(Stored entries)
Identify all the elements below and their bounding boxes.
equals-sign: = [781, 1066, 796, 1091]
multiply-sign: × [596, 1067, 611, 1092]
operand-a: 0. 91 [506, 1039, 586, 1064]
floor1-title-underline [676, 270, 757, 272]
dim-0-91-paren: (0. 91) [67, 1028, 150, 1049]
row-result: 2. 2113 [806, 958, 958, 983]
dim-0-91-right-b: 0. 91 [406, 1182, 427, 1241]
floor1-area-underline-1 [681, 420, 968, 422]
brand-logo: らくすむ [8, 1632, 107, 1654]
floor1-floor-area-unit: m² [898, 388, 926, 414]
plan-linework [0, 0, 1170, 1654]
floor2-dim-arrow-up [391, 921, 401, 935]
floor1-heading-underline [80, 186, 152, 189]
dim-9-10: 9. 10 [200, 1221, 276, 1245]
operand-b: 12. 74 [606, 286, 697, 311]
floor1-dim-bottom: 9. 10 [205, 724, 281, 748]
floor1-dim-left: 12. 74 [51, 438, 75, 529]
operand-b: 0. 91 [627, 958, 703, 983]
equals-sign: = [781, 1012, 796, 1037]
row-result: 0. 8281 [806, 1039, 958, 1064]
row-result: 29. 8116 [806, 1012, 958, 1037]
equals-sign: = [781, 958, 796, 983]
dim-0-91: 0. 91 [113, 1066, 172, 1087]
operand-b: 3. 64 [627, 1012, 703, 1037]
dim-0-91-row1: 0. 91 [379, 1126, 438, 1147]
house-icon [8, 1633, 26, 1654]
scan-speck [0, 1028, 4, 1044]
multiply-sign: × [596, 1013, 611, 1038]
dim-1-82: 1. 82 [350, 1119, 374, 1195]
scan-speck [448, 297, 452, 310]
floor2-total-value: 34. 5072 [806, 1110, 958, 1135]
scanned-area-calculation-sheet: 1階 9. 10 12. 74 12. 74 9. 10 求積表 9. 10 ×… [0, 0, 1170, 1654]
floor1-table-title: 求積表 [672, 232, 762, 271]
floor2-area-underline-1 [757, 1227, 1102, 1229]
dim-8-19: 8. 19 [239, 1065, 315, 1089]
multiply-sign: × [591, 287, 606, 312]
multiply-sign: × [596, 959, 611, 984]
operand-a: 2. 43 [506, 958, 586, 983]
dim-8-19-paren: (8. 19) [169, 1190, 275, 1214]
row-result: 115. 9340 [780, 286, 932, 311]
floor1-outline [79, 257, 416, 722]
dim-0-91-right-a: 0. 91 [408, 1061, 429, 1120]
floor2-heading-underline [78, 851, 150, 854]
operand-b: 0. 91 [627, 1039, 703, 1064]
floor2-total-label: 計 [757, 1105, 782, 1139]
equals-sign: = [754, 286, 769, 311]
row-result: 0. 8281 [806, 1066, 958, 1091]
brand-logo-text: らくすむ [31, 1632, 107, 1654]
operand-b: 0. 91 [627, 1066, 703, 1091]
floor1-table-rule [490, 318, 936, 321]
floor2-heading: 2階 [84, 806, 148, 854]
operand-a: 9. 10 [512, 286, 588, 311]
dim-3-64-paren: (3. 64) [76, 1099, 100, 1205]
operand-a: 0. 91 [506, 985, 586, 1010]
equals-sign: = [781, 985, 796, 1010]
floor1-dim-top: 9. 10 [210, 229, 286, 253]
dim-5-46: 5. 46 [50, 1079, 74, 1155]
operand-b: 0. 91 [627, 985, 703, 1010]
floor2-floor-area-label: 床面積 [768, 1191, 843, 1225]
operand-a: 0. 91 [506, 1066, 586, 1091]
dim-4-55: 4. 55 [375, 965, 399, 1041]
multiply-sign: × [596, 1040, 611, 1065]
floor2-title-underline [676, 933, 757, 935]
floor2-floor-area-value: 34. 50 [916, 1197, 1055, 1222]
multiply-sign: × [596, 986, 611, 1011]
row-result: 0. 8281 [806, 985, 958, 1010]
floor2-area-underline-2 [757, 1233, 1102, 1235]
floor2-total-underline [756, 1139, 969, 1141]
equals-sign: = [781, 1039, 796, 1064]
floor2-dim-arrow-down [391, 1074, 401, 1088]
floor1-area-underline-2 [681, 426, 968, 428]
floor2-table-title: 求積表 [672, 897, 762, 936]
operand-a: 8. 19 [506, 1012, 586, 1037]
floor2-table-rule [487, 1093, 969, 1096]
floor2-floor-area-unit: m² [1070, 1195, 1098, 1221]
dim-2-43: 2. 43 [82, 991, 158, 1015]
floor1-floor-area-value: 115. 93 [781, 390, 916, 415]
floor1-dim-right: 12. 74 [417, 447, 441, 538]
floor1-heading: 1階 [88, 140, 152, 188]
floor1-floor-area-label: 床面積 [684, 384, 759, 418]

(Aim):
Reproduce every line of the records above, character for character and in the same order.

(Exercise solution):
Identify all the elements below and their bounding boxes.
equals-sign: = [781, 1066, 796, 1091]
multiply-sign: × [596, 1067, 611, 1092]
operand-a: 0. 91 [506, 1039, 586, 1064]
floor1-title-underline [676, 270, 757, 272]
dim-0-91-paren: (0. 91) [67, 1028, 150, 1049]
row-result: 2. 2113 [806, 958, 958, 983]
dim-0-91-right-b: 0. 91 [406, 1182, 427, 1241]
floor1-area-underline-1 [681, 420, 968, 422]
brand-logo: らくすむ [8, 1632, 107, 1654]
floor1-floor-area-unit: m² [898, 388, 926, 414]
plan-linework [0, 0, 1170, 1654]
floor2-dim-arrow-up [391, 921, 401, 935]
floor1-heading-underline [80, 186, 152, 189]
dim-9-10: 9. 10 [200, 1221, 276, 1245]
operand-b: 12. 74 [606, 286, 697, 311]
floor1-dim-bottom: 9. 10 [205, 724, 281, 748]
floor1-dim-left: 12. 74 [51, 438, 75, 529]
operand-b: 0. 91 [627, 958, 703, 983]
equals-sign: = [781, 1012, 796, 1037]
row-result: 0. 8281 [806, 1039, 958, 1064]
row-result: 29. 8116 [806, 1012, 958, 1037]
equals-sign: = [781, 958, 796, 983]
dim-0-91: 0. 91 [113, 1066, 172, 1087]
operand-b: 3. 64 [627, 1012, 703, 1037]
dim-0-91-row1: 0. 91 [379, 1126, 438, 1147]
house-icon [8, 1633, 26, 1654]
scan-speck [0, 1028, 4, 1044]
multiply-sign: × [596, 1013, 611, 1038]
dim-1-82: 1. 82 [350, 1119, 374, 1195]
scan-speck [448, 297, 452, 310]
floor2-total-value: 34. 5072 [806, 1110, 958, 1135]
scanned-area-calculation-sheet: 1階 9. 10 12. 74 12. 74 9. 10 求積表 9. 10 ×… [0, 0, 1170, 1654]
floor1-table-title: 求積表 [672, 232, 762, 271]
floor2-area-underline-1 [757, 1227, 1102, 1229]
dim-8-19: 8. 19 [239, 1065, 315, 1089]
multiply-sign: × [591, 287, 606, 312]
multiply-sign: × [596, 959, 611, 984]
operand-a: 2. 43 [506, 958, 586, 983]
dim-8-19-paren: (8. 19) [169, 1190, 275, 1214]
row-result: 115. 9340 [780, 286, 932, 311]
floor1-outline [79, 257, 416, 722]
dim-0-91-right-a: 0. 91 [408, 1061, 429, 1120]
floor2-heading-underline [78, 851, 150, 854]
operand-b: 0. 91 [627, 1039, 703, 1064]
floor2-total-label: 計 [757, 1105, 782, 1139]
equals-sign: = [754, 286, 769, 311]
row-result: 0. 8281 [806, 1066, 958, 1091]
brand-logo-text: らくすむ [31, 1632, 107, 1654]
operand-b: 0. 91 [627, 1066, 703, 1091]
floor1-table-rule [490, 318, 936, 321]
floor2-heading: 2階 [84, 806, 148, 854]
operand-a: 9. 10 [512, 286, 588, 311]
dim-3-64-paren: (3. 64) [76, 1099, 100, 1205]
operand-a: 0. 91 [506, 985, 586, 1010]
equals-sign: = [781, 985, 796, 1010]
floor1-dim-top: 9. 10 [210, 229, 286, 253]
dim-5-46: 5. 46 [50, 1079, 74, 1155]
operand-b: 0. 91 [627, 985, 703, 1010]
floor2-floor-area-label: 床面積 [768, 1191, 843, 1225]
operand-a: 0. 91 [506, 1066, 586, 1091]
dim-4-55: 4. 55 [375, 965, 399, 1041]
multiply-sign: × [596, 1040, 611, 1065]
floor2-title-underline [676, 933, 757, 935]
floor2-floor-area-value: 34. 50 [916, 1197, 1055, 1222]
multiply-sign: × [596, 986, 611, 1011]
row-result: 0. 8281 [806, 985, 958, 1010]
floor2-area-underline-2 [757, 1233, 1102, 1235]
floor2-total-underline [756, 1139, 969, 1141]
equals-sign: = [781, 1039, 796, 1064]
floor2-dim-arrow-down [391, 1074, 401, 1088]
floor1-area-underline-2 [681, 426, 968, 428]
floor2-table-title: 求積表 [672, 897, 762, 936]
operand-a: 8. 19 [506, 1012, 586, 1037]
floor2-table-rule [487, 1093, 969, 1096]
floor2-floor-area-unit: m² [1070, 1195, 1098, 1221]
dim-2-43: 2. 43 [82, 991, 158, 1015]
floor1-floor-area-value: 115. 93 [781, 390, 916, 415]
floor1-dim-right: 12. 74 [417, 447, 441, 538]
floor1-heading: 1階 [88, 140, 152, 188]
floor1-floor-area-label: 床面積 [684, 384, 759, 418]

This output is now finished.